• [Problems]
a) Answer these questions about the abstract on public participation in strategic assessment:
(i) What kind of instruments does the abstract say strategic assessments can act as?
(ii) What does the paper argue strategic assessments should fundamentally be conceived as?
(iii) According to the highlights, which planning theories help explain how different actors acquire knowledge?
b) Proceed with the abstract on public participation in strategic assessment, starting after its final highlight.

• [Page]

## Start

Constructive and collaborative planning theory has exposed the perceived limitations of public participation in impact assessment. At strategic levels of assessment the established norm can be misleading and practice is illusive. For example, debates on SEA effectiveness recognize insufficiencies, but are often based on questionable premises. The authors of this paper argue that public participation in strategic assessment requires new forms of information and engagement, consistent with the complexity of the issues at these levels and that strategic assessments can act as knowledge brokerage instruments with the potential to generate more participative environments and attitudes. The paper explores barriers and limitations, as well as the role of knowledge brokerage in stimulating the engagement of the public, through learning-oriented processes and responsibility sharing in more participative models of governance. The paper concludes with a discussion on building and inter-change of knowledge, towards creative solutions to identified problems, stimulating learning processes, largely beyond simple information transfer mechanisms through consultative processes. The paper argues fundamentally for the need to conceive strategic assessments as learning platforms and design knowledge brokerage opportunities explicitly as a means to enhance learning processes and power sharing in IA.

Highlights

► Debates on SEA recognize insufficiencies on public participation ► We propose new forms of engagement consistent with complex situations at strategic levels of decision-making ► Constructive and collaborative planning theories help explain how different actors acquire knowledge and the value of knowledge exchange ► Strategic assessments can act as knowledge brokerage instruments ► The paper argues for strategic assessments as learning platforms as a means to enhance learning processes and power sharing in IA.

## End

Data extracted from a collection:
## Start

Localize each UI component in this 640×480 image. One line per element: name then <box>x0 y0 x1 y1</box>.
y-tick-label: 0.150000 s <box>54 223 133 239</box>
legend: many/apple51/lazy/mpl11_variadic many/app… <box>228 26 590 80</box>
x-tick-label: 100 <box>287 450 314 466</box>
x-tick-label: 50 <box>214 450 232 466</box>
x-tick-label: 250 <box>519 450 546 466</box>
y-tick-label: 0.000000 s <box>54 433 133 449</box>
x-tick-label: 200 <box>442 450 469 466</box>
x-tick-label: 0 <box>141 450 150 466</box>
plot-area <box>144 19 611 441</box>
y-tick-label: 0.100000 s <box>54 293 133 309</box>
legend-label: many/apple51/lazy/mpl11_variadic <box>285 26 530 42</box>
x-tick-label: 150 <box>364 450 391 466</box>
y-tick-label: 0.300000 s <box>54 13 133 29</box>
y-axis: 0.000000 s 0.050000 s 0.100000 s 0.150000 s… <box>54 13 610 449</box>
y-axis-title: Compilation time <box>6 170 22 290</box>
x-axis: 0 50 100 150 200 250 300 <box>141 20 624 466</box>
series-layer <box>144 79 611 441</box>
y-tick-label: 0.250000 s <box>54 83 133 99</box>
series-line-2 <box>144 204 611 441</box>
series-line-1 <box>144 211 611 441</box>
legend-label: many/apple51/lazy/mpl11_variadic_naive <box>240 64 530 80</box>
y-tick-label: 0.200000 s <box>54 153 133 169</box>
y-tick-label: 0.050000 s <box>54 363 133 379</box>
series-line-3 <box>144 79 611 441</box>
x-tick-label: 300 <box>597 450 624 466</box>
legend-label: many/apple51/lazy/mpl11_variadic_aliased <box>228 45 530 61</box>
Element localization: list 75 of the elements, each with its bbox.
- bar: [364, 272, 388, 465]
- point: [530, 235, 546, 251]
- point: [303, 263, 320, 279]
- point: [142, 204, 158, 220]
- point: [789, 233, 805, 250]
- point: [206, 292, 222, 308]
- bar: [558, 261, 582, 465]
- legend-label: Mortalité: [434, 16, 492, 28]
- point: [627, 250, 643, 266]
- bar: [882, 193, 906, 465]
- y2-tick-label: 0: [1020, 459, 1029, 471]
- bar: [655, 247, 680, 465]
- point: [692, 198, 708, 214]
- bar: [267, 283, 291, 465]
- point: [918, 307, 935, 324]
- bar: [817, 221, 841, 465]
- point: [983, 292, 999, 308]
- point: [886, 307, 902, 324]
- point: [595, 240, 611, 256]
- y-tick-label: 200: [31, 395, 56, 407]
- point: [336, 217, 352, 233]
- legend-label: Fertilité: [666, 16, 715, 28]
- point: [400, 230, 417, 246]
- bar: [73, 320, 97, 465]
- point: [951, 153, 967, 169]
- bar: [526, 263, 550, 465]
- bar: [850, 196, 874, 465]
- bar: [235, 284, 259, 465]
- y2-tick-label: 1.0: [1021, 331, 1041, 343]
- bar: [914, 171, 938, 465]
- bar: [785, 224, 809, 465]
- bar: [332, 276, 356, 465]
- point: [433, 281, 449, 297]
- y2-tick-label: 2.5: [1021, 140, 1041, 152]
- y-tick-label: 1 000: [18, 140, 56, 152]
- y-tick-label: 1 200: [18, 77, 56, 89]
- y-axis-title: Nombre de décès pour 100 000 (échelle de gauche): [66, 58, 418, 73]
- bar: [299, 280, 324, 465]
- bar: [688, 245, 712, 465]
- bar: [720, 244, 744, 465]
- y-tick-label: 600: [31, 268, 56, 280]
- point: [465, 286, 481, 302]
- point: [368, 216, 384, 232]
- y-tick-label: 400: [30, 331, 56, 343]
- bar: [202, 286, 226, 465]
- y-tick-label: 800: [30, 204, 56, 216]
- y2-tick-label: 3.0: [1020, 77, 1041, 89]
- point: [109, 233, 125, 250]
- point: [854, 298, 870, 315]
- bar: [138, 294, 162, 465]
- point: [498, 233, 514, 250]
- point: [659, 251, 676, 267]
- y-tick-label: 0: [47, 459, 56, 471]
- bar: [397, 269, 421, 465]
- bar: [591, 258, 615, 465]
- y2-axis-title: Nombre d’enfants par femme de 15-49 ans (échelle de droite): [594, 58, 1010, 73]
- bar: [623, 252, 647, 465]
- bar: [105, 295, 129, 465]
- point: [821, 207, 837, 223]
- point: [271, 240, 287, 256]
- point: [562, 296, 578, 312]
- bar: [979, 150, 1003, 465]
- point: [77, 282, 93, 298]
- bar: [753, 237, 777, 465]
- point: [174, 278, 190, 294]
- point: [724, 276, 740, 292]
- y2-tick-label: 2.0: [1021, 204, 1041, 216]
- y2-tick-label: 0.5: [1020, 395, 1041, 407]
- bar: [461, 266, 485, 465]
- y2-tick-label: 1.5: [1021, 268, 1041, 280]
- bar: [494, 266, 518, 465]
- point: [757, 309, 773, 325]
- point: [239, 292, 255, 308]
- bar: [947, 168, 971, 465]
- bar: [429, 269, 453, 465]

## End

• [Per-task outputs]
a)
(i) Knowledge brokerage instruments.
(ii) Learning platforms.
(iii) Constructive and collaborative planning theories.

b)
Introduction

In the early days Impact Assessment (IA) instruments were conceived to be analytical and technical-oriented instruments, designed to deliver information to decision-making on the potential effects of certain actions on the environment. The institutionalization of IA was needed to ensure effectiveness in implementation, and better and continued practice through the adoption of common rules and normative approaches. But this was also a form of changing practices of power sharing in development decision-making. With IA decisions on development actions were no longer the prerogative of action proponents and sector licensing authorities, but they became also dependent on environmental responsible authorities that would ensure environmental issues would be integrated at early stages. Paradoxically, in some jurisdictions, this changing practice may have led to power being shifted from one elite to another, rather than actual power sharing, in particular where the environmental authorities’ views and position became binding, making the IA process dependent on the IA decision. Generally the engagement of civil society in this IA power sharing versus shifting has been very limited, public participation often being limited to punctual consultation and performed as part of a legal obligation. Only in more recent years has the value of public participation to environmental decision-making been more widely recognized (Diduck, 2001, Fitzpatrick, 2006, Fitzpatrick and Sinclair, 2003, Juntti et al., 2009, Raymond et al., 2010, Sinclair et al., 2008) and the importance of public space and capacities for engagement received greater attention (e.g. Elling, 2009, Habermas, 1989, Stirling, January 2006).

Over the same timescale the issue of governance has become more prominent, i.e. we talk not just of governments governing but of ‘governance’ in recognition that decision-making is undertaken by a range of actors – governments, economic actors/markets, IA consultants, lawyers, civil society, scientists increasingly working in networks and collaborations - along with norms, rights and responsibilities influencing the way decisions are made. A number of driving forces have increased the need to engage the public more in environmental governance, as a response to globalization and the increasing internationalization of decision-making e.g. through the European Union (EU), World Trade Organization (WTO), United Nations (UN) among others. It could seem strange that the public's involvement becomes more important as decision-making becomes less local and more distant; however that is justified by the risk of democratic deficit and loss of accountability without more active means of engaging citizens in decision-making beyond the electoral cycle (van Kersbergen and van Waarden, 2004).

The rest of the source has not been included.